What to produce:
Each record must be reproduced exactly as it is shown.

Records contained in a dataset
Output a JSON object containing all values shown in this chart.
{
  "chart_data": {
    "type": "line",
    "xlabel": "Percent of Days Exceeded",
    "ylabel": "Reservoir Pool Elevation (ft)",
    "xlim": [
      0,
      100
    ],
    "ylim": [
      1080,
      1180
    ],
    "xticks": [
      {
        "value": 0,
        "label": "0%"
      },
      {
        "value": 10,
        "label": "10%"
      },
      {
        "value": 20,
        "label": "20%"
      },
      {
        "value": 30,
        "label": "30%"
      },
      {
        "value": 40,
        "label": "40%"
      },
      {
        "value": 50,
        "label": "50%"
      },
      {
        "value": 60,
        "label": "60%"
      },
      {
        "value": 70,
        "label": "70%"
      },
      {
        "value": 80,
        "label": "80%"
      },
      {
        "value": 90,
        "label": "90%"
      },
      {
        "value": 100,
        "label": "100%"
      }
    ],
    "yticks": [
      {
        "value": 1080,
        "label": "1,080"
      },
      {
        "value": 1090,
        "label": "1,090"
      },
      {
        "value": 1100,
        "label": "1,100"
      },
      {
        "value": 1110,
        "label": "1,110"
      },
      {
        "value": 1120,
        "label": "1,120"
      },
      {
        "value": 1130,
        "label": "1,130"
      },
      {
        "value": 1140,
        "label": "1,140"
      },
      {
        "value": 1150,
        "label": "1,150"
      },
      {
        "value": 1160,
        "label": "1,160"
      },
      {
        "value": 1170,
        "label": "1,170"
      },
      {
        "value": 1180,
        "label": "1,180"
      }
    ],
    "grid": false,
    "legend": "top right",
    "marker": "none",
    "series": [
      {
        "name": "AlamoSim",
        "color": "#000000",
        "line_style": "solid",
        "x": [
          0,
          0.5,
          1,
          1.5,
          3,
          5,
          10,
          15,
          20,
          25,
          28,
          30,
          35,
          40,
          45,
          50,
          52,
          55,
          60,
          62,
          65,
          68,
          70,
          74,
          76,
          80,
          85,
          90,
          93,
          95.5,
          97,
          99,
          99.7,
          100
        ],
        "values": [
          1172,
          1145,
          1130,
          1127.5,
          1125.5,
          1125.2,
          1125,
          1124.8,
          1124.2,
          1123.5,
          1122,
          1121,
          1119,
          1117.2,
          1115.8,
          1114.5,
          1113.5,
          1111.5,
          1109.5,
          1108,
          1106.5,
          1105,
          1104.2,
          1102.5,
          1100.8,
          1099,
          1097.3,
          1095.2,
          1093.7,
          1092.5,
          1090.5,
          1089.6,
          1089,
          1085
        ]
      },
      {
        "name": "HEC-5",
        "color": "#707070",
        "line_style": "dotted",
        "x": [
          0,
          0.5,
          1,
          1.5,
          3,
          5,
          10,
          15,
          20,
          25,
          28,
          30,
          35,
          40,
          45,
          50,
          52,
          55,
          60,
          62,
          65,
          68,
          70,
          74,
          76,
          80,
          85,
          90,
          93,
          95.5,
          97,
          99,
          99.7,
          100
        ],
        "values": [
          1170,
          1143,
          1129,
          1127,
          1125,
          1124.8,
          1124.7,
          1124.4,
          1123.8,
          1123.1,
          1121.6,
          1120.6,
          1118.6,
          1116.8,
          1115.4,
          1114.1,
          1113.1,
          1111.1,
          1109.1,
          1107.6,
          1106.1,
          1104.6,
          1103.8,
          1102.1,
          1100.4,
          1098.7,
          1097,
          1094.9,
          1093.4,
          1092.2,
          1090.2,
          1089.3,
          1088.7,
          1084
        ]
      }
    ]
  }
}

Task result:
Output a JSON object containing all values shown in this chart.
{
  "chart_data": {
    "type": "line",
    "xlabel": "Percent of Days Exceeded",
    "ylabel": "Reservoir Pool Elevation (ft)",
    "xlim": [
      0,
      100
    ],
    "ylim": [
      1080,
      1180
    ],
    "xticks": [
      {
        "value": 0,
        "label": "0%"
      },
      {
        "value": 10,
        "label": "10%"
      },
      {
        "value": 20,
        "label": "20%"
      },
      {
        "value": 30,
        "label": "30%"
      },
      {
        "value": 40,
        "label": "40%"
      },
      {
        "value": 50,
        "label": "50%"
      },
      {
        "value": 60,
        "label": "60%"
      },
      {
        "value": 70,
        "label": "70%"
      },
      {
        "value": 80,
        "label": "80%"
      },
      {
        "value": 90,
        "label": "90%"
      },
      {
        "value": 100,
        "label": "100%"
      }
    ],
    "yticks": [
      {
        "value": 1080,
        "label": "1,080"
      },
      {
        "value": 1090,
        "label": "1,090"
      },
      {
        "value": 1100,
        "label": "1,100"
      },
      {
        "value": 1110,
        "label": "1,110"
      },
      {
        "value": 1120,
        "label": "1,120"
      },
      {
        "value": 1130,
        "label": "1,130"
      },
      {
        "value": 1140,
        "label": "1,140"
      },
      {
        "value": 1150,
        "label": "1,150"
      },
      {
        "value": 1160,
        "label": "1,160"
      },
      {
        "value": 1170,
        "label": "1,170"
      },
      {
        "value": 1180,
        "label": "1,180"
      }
    ],
    "grid": false,
    "legend": "top right",
    "marker": "none",
    "series": [
      {
        "name": "AlamoSim",
        "color": "#000000",
        "line_style": "solid",
        "x": [
          0,
          0.5,
          1,
          1.5,
          3,
          5,
          10,
          15,
          20,
          25,
          28,
          30,
          35,
          40,
          45,
          50,
          52,
          55,
          60,
          62,
          65,
          68,
          70,
          74,
          76,
          80,
          85,
          90,
          93,
          95.5,
          97,
          99,
          99.7,
          100
        ],
        "values": [
          1172,
          1145,
          1130,
          1127.5,
          1125.5,
          1125.2,
          1125,
          1124.8,
          1124.2,
          1123.5,
          1122,
          1121,
          1119,
          1117.2,
          1115.8,
          1114.5,
          1113.5,
          1111.5,
          1109.5,
          1108,
          1106.5,
          1105,
          1104.2,
          1102.5,
          1100.8,
          1099,
          1097.3,
          1095.2,
          1093.7,
          1092.5,
          1090.5,
          1089.6,
          1089,
          1085
        ]
      },
      {
        "name": "HEC-5",
        "color": "#707070",
        "line_style": "dotted",
        "x": [
          0,
          0.5,
          1,
          1.5,
          3,
          5,
          10,
          15,
          20,
          25,
          28,
          30,
          35,
          40,
          45,
          50,
          52,
          55,
          60,
          62,
          65,
          68,
          70,
          74,
          76,
          80,
          85,
          90,
          93,
          95.5,
          97,
          99,
          99.7,
          100
        ],
        "values": [
          1170,
          1143,
          1129,
          1127,
          1125,
          1124.8,
          1124.7,
          1124.4,
          1123.8,
          1123.1,
          1121.6,
          1120.6,
          1118.6,
          1116.8,
          1115.4,
          1114.1,
          1113.1,
          1111.1,
          1109.1,
          1107.6,
          1106.1,
          1104.6,
          1103.8,
          1102.1,
          1100.4,
          1098.7,
          1097,
          1094.9,
          1093.4,
          1092.2,
          1090.2,
          1089.3,
          1088.7,
          1084
        ]
      }
    ]
  }
}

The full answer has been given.